> Requirements: What is the number of lines holding the word "teaching"? Write that number and nothing else.

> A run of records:
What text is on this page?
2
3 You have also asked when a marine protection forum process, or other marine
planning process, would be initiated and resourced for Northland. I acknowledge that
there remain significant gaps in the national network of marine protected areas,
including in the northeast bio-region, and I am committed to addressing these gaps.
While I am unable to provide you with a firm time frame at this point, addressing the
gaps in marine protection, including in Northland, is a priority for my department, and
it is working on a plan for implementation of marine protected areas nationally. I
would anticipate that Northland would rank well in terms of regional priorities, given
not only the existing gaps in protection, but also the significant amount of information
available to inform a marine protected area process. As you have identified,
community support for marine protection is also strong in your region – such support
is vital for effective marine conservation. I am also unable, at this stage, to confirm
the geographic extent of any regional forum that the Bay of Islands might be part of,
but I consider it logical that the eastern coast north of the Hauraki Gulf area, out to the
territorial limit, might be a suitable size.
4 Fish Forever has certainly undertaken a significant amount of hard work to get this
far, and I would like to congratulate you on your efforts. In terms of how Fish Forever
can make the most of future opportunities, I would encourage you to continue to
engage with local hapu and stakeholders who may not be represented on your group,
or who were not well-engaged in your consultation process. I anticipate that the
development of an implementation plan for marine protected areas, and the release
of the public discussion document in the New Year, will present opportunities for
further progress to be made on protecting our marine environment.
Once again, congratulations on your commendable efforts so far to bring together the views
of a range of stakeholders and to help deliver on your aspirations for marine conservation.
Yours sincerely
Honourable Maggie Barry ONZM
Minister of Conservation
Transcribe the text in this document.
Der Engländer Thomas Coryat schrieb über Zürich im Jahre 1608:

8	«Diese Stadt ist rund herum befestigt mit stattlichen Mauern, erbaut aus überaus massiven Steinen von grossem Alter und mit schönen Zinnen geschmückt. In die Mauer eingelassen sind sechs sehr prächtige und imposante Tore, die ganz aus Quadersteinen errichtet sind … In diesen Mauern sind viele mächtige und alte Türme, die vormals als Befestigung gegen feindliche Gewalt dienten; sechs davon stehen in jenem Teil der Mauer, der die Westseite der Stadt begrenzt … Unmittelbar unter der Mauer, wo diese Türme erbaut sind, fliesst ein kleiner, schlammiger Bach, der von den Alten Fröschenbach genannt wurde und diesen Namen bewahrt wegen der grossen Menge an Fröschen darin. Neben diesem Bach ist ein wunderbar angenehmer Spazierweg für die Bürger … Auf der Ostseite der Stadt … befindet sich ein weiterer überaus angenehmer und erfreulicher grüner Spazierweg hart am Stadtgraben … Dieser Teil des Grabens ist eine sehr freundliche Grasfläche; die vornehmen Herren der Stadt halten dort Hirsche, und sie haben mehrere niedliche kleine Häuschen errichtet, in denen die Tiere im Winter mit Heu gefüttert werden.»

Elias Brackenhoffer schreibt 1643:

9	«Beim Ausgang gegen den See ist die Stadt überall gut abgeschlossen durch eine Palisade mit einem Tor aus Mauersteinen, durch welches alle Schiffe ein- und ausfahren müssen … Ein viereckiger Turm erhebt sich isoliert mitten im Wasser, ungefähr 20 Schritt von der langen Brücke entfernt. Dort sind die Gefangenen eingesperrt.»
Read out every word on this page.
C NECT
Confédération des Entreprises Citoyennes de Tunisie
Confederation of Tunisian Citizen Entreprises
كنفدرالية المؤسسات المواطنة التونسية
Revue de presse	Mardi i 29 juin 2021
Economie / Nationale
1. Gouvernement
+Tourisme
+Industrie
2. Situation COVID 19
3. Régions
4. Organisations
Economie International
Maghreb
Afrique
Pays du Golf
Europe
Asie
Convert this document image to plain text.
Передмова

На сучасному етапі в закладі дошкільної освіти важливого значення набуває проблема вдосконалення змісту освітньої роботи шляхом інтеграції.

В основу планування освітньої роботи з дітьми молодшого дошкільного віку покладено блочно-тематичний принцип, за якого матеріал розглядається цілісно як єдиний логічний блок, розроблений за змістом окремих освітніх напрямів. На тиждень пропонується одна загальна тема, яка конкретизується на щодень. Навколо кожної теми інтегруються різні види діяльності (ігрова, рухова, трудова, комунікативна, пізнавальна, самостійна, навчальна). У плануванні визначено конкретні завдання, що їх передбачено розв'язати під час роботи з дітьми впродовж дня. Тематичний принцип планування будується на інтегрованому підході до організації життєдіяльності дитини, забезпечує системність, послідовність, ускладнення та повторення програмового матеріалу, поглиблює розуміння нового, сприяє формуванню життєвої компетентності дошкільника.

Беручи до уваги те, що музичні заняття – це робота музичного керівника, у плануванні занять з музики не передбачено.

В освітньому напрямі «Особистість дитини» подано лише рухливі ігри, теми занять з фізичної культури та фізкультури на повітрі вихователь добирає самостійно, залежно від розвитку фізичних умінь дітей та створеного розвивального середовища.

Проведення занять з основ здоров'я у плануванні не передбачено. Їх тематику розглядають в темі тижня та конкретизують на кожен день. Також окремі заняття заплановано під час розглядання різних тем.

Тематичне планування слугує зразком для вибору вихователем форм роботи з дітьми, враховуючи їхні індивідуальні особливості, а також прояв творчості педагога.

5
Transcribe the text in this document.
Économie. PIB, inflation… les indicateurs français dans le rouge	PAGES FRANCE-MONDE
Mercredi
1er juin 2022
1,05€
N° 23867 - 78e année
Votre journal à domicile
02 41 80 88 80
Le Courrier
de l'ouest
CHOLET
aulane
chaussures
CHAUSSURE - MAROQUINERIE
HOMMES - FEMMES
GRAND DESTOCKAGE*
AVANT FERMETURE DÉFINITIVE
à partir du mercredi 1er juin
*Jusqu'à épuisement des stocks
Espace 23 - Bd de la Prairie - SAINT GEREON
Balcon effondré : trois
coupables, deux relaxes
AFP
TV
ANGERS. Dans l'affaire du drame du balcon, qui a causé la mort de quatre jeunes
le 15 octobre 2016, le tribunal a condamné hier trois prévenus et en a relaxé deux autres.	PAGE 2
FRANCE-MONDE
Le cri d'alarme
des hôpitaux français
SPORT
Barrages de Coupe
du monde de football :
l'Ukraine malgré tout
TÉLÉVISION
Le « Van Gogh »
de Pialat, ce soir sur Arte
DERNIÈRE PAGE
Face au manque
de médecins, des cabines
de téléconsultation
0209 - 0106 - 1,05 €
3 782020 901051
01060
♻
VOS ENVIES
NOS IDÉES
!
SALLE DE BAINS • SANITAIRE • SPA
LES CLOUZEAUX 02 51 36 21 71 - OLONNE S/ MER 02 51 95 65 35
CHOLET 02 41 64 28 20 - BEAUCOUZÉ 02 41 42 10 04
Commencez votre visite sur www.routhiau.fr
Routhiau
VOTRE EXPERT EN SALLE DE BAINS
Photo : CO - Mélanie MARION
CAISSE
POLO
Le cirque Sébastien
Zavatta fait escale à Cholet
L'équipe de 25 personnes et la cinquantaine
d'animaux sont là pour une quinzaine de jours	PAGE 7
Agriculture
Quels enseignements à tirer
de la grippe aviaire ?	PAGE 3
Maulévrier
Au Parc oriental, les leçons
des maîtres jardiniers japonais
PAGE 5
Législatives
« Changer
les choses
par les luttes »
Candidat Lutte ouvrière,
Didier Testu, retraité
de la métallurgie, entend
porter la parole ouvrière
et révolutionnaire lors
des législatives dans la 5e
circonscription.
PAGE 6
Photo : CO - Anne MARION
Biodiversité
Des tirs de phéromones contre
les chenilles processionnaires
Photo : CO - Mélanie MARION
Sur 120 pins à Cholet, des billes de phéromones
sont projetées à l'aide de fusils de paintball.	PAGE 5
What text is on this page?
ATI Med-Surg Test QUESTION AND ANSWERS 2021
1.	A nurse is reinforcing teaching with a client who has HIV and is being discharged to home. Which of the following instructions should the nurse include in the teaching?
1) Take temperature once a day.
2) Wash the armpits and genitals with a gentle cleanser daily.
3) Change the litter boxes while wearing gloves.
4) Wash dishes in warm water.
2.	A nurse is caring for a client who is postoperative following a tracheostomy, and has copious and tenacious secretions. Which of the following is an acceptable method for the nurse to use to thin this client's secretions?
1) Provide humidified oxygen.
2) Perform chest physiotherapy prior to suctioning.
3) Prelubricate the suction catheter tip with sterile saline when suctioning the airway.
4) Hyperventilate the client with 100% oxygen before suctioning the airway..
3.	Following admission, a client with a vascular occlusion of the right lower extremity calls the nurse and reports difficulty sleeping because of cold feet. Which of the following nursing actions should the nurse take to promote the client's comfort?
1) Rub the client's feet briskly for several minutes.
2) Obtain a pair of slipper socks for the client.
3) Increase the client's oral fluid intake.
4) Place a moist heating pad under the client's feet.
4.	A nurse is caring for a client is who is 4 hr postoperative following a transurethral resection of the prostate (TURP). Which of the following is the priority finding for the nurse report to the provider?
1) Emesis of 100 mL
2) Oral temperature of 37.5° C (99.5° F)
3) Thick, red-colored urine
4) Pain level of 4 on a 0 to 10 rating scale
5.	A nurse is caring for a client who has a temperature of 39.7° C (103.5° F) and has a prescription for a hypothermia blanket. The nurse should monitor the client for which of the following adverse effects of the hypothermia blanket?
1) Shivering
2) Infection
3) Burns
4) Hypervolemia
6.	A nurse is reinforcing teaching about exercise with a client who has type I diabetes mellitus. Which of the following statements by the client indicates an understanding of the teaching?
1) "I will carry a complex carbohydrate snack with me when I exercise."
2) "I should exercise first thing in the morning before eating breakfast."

> The solution: 2